◆ Data to use:
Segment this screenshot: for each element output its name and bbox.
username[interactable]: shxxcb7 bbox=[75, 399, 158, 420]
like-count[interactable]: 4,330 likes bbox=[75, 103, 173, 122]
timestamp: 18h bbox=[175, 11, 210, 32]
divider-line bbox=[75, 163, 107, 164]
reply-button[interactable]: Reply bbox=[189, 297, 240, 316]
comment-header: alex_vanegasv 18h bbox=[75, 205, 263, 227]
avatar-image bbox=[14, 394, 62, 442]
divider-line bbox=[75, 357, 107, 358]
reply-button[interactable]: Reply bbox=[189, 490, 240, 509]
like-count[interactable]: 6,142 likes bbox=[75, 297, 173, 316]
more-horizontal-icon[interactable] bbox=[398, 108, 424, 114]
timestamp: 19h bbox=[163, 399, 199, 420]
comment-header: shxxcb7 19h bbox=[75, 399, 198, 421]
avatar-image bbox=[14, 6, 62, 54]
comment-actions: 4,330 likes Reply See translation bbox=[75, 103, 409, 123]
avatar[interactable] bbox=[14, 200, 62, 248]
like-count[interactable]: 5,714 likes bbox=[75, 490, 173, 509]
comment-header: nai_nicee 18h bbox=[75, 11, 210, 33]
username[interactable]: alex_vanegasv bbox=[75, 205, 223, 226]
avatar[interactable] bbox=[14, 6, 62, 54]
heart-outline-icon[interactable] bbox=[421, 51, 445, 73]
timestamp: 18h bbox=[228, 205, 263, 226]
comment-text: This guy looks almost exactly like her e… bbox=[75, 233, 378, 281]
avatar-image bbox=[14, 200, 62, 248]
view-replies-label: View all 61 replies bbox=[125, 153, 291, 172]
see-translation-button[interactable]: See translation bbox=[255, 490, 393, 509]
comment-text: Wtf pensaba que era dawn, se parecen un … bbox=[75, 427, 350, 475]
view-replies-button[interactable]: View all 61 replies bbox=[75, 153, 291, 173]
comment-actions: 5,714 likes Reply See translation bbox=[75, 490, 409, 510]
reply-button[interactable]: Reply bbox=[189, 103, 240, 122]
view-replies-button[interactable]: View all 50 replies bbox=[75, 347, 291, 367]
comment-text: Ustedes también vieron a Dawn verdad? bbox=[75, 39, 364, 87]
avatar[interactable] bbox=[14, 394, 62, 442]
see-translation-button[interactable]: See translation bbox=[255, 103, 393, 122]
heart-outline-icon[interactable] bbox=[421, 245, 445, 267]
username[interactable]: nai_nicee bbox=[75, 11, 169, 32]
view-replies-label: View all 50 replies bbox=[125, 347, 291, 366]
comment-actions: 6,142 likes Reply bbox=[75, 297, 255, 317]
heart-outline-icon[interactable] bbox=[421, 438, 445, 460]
* * *
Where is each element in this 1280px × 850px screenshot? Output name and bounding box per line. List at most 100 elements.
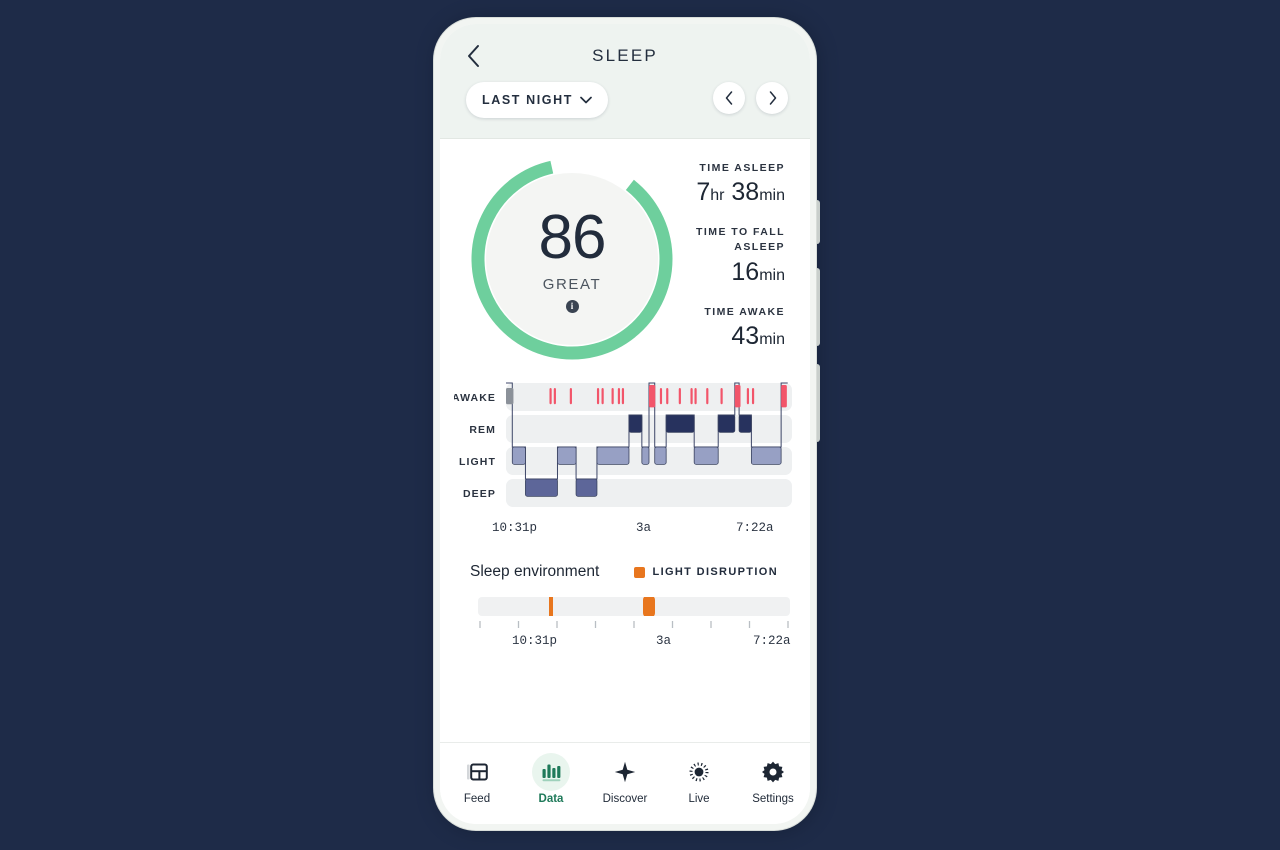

◆ Work instructions: Lay out the part that opens with the line containing "Segment this screenshot: for" and closes with the line containing "avatar-image bbox=[14, 394, 62, 442]" as a numbered list, leaving out any blank lines.

◆ Output:
1. Segment this screenshot: for each element output its name and bbox.
2. username[interactable]: shxxcb7 bbox=[75, 399, 158, 420]
3. like-count[interactable]: 4,330 likes bbox=[75, 103, 173, 122]
4. timestamp: 18h bbox=[175, 11, 210, 32]
5. divider-line bbox=[75, 163, 107, 164]
6. reply-button[interactable]: Reply bbox=[189, 297, 240, 316]
7. comment-header: alex_vanegasv 18h bbox=[75, 205, 263, 227]
8. avatar-image bbox=[14, 394, 62, 442]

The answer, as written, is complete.